» Exercise description
Would you write out the entries below, every one of them, exactly?

» Data lines
-- Begin --
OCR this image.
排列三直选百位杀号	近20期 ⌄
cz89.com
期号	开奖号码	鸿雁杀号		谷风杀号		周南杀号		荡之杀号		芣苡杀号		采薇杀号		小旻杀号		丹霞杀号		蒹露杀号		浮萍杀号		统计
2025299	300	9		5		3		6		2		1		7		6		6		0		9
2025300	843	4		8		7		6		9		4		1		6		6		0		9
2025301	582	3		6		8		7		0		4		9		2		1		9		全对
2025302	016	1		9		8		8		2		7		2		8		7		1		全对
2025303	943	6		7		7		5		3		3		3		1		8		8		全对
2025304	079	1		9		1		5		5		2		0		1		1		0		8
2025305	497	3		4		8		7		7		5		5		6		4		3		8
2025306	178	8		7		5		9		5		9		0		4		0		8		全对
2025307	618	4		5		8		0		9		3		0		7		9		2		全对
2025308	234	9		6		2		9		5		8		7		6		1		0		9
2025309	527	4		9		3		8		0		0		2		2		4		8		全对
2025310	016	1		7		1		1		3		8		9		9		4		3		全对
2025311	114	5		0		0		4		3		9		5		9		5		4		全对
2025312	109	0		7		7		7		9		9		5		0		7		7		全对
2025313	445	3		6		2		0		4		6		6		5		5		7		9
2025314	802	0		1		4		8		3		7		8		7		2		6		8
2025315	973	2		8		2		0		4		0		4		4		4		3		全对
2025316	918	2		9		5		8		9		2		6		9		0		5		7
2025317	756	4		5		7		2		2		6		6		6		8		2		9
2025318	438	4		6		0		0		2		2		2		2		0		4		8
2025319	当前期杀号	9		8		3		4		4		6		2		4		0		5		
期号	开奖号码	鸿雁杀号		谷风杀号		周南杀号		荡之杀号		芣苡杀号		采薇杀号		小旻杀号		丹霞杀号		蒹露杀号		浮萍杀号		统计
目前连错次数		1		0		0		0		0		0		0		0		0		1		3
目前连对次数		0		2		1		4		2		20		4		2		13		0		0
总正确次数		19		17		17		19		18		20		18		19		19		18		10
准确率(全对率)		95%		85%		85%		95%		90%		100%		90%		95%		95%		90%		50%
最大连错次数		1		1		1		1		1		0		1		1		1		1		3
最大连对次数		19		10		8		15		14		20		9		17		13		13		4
-- End --
» Answer for this exercise
OCR this image.
排列三直选百位杀号	近20期 ⌄
cz89.com
期号	开奖号码	鸿雁杀号		谷风杀号		周南杀号		荡之杀号		芣苡杀号		采薇杀号		小旻杀号		丹霞杀号		蒹露杀号		浮萍杀号		统计
2025299	300	9		5		3		6		2		1		7		6		6		0		9
2025300	843	4		8		7		6		9		4		1		6		6		0		9
2025301	582	3		6		8		7		0		4		9		2		1		9		全对
2025302	016	1		9		8		8		2		7		2		8		7		1		全对
2025303	943	6		7		7		5		3		3		3		1		8		8		全对
2025304	079	1		9		1		5		5		2		0		1		1		0		8
2025305	497	3		4		8		7		7		5		5		6		4		3		8
2025306	178	8		7		5		9		5		9		0		4		0		8		全对
2025307	618	4		5		8		0		9		3		0		7		9		2		全对
2025308	234	9		6		2		9		5		8		7		6		1		0		9
2025309	527	4		9		3		8		0		0		2		2		4		8		全对
2025310	016	1		7		1		1		3		8		9		9		4		3		全对
2025311	114	5		0		0		4		3		9		5		9		5		4		全对
2025312	109	0		7		7		7		9		9		5		0		7		7		全对
2025313	445	3		6		2		0		4		6		6		5		5		7		9
2025314	802	0		1		4		8		3		7		8		7		2		6		8
2025315	973	2		8		2		0		4		0		4		4		4		3		全对
2025316	918	2		9		5		8		9		2		6		9		0		5		7
2025317	756	4		5		7		2		2		6		6		6		8		2		9
2025318	438	4		6		0		0		2		2		2		2		0		4		8
2025319	当前期杀号	9		8		3		4		4		6		2		4		0		5		
期号	开奖号码	鸿雁杀号		谷风杀号		周南杀号		荡之杀号		芣苡杀号		采薇杀号		小旻杀号		丹霞杀号		蒹露杀号		浮萍杀号		统计
目前连错次数		1		0		0		0		0		0		0		0		0		1		3
目前连对次数		0		2		1		4		2		20		4		2		13		0		0
总正确次数		19		17		17		19		18		20		18		19		19		18		10
准确率(全对率)		95%		85%		85%		95%		90%		100%		90%		95%		95%		90%		50%
最大连错次数		1		1		1		1		1		0		1		1		1		1		3
最大连对次数		19		10		8		15		14		20		9		17		13		13		4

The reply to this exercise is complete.